-------- DATASET EXTRACT --------

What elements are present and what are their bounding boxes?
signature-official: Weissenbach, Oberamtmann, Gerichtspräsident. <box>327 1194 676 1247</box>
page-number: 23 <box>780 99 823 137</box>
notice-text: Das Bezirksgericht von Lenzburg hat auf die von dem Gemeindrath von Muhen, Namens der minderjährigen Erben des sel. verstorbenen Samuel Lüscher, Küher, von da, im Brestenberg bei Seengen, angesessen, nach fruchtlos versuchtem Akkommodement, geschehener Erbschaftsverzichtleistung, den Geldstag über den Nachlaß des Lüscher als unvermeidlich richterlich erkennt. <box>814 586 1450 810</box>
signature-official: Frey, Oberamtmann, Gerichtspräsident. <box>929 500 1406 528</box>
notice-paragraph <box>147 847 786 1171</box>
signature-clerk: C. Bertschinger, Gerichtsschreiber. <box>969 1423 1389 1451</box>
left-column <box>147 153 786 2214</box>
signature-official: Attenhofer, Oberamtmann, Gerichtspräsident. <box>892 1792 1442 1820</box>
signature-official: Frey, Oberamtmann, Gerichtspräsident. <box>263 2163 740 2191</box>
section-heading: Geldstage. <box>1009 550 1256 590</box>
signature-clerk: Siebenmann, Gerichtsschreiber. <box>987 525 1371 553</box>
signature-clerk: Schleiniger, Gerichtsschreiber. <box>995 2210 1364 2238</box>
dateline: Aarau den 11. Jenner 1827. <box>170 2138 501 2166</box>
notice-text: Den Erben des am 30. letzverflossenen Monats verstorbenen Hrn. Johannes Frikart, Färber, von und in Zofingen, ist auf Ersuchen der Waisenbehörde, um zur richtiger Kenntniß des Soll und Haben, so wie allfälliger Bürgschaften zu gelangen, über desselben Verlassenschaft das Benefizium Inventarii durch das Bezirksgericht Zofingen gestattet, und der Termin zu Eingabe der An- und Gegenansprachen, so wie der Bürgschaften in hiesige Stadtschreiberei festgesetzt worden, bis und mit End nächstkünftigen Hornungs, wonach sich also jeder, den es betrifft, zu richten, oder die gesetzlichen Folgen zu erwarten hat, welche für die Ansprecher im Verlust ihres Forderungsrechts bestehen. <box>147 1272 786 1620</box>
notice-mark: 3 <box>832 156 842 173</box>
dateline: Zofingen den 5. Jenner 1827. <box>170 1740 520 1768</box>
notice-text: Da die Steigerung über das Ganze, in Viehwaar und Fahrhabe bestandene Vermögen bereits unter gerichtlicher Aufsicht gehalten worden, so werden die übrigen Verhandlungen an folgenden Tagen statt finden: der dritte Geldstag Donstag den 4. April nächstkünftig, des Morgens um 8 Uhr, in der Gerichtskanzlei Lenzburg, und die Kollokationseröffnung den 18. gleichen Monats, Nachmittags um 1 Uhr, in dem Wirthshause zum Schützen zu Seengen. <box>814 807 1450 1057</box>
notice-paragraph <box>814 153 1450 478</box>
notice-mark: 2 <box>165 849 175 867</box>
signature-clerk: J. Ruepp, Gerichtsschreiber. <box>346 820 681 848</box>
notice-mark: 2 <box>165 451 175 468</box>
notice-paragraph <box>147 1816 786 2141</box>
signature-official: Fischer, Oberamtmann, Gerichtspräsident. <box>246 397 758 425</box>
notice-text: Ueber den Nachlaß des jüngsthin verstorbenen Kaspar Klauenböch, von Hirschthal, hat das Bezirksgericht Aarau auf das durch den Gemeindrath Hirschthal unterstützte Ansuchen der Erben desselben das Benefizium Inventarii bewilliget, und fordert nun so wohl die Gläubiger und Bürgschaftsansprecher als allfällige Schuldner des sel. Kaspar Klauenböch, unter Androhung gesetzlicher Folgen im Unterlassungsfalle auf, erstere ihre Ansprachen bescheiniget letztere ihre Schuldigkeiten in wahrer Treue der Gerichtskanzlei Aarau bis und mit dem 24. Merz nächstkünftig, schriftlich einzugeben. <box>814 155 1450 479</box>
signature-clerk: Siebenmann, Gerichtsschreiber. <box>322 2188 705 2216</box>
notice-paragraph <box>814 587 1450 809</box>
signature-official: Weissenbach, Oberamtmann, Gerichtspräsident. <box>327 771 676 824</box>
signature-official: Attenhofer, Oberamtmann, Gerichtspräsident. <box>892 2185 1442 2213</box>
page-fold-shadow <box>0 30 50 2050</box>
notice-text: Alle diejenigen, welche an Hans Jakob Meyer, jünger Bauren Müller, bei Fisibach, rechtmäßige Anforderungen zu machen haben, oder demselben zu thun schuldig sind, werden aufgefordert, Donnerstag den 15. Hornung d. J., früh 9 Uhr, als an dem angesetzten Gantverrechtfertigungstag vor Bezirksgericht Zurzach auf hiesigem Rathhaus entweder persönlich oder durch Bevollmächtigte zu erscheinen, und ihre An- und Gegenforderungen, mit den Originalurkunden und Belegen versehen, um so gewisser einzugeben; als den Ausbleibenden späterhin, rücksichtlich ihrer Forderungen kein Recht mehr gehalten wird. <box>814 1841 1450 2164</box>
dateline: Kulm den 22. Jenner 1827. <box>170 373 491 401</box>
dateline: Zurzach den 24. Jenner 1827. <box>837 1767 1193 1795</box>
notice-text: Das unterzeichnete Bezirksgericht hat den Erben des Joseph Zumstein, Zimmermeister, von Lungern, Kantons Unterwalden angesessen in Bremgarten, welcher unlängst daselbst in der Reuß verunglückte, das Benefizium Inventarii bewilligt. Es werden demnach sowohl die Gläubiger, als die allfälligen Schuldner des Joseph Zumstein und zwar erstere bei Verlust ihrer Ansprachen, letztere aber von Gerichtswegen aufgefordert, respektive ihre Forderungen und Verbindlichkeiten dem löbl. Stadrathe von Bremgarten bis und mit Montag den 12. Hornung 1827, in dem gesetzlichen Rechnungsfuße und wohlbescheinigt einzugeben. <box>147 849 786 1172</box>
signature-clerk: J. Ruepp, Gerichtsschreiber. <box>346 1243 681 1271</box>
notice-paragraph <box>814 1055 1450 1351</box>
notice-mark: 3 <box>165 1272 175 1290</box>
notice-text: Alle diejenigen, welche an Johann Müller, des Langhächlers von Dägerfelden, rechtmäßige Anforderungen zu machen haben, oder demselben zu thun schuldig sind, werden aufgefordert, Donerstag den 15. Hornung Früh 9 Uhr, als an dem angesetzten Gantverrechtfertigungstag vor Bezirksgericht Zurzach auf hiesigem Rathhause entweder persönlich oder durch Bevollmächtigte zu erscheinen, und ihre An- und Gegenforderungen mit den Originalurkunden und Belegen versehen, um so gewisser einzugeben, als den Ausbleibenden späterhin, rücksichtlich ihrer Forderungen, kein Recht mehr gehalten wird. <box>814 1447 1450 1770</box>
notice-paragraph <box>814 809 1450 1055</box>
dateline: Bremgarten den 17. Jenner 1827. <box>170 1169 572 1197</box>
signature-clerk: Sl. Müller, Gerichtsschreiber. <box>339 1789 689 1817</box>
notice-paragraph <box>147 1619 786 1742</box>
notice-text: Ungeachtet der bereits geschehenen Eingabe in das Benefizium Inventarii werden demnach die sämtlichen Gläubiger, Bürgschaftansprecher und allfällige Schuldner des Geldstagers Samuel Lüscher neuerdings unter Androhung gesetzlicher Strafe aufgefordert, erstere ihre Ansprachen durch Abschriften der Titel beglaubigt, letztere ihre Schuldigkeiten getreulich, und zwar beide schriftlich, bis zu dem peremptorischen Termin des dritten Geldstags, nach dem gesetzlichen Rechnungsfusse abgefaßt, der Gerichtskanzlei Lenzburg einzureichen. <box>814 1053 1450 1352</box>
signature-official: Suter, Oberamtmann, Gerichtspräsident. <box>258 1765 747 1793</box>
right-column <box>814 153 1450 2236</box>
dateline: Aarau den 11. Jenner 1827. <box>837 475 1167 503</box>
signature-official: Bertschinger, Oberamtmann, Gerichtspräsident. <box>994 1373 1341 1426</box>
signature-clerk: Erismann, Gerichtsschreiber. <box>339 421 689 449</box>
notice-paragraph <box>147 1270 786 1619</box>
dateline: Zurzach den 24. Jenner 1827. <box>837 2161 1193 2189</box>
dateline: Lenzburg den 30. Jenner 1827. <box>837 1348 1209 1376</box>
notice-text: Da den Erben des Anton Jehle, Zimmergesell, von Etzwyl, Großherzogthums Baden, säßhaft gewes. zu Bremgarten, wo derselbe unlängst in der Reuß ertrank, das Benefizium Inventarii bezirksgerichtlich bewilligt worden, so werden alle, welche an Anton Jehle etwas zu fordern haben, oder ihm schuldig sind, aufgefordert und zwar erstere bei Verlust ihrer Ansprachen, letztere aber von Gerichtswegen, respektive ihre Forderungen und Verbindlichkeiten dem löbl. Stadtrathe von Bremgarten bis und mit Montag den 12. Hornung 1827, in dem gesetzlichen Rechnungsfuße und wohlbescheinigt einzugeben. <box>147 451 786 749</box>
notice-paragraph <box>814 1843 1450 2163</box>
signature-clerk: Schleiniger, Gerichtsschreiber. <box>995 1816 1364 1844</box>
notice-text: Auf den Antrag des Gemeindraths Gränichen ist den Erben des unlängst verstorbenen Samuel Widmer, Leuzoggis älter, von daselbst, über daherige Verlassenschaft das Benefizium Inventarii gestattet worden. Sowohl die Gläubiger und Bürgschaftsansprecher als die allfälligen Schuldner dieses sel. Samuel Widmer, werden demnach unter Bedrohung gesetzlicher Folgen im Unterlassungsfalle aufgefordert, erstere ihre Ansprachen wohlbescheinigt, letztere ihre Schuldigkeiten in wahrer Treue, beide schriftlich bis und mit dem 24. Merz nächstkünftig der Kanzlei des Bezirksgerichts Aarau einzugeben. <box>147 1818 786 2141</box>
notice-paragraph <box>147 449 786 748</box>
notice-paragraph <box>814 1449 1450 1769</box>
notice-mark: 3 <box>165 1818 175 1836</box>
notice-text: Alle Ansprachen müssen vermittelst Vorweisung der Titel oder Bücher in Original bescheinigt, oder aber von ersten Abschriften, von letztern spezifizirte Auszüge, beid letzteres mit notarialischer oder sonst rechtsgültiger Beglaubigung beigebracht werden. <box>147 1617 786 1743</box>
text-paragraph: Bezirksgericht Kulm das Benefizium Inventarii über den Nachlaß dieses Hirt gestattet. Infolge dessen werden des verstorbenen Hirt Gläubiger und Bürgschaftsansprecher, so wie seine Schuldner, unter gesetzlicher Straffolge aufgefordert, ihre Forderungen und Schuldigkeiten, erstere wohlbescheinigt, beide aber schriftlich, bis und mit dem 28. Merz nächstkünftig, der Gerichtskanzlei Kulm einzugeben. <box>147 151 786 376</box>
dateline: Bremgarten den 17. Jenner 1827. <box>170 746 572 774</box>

--------

> **WHAT THIS TASK INVOLVES**
Can you repeat the lines from the first one up to and including the line with "page-number: 23 <box>780 99 823 137</box>", changing "Oberamtmann" to "Amtmann" and leaving everything else unchanged?

> **WORKED SOLUTION**
What elements are present and what are their bounding boxes?
signature-official: Weissenbach, Amtmann, Gerichtspräsident. <box>327 1194 676 1247</box>
page-number: 23 <box>780 99 823 137</box>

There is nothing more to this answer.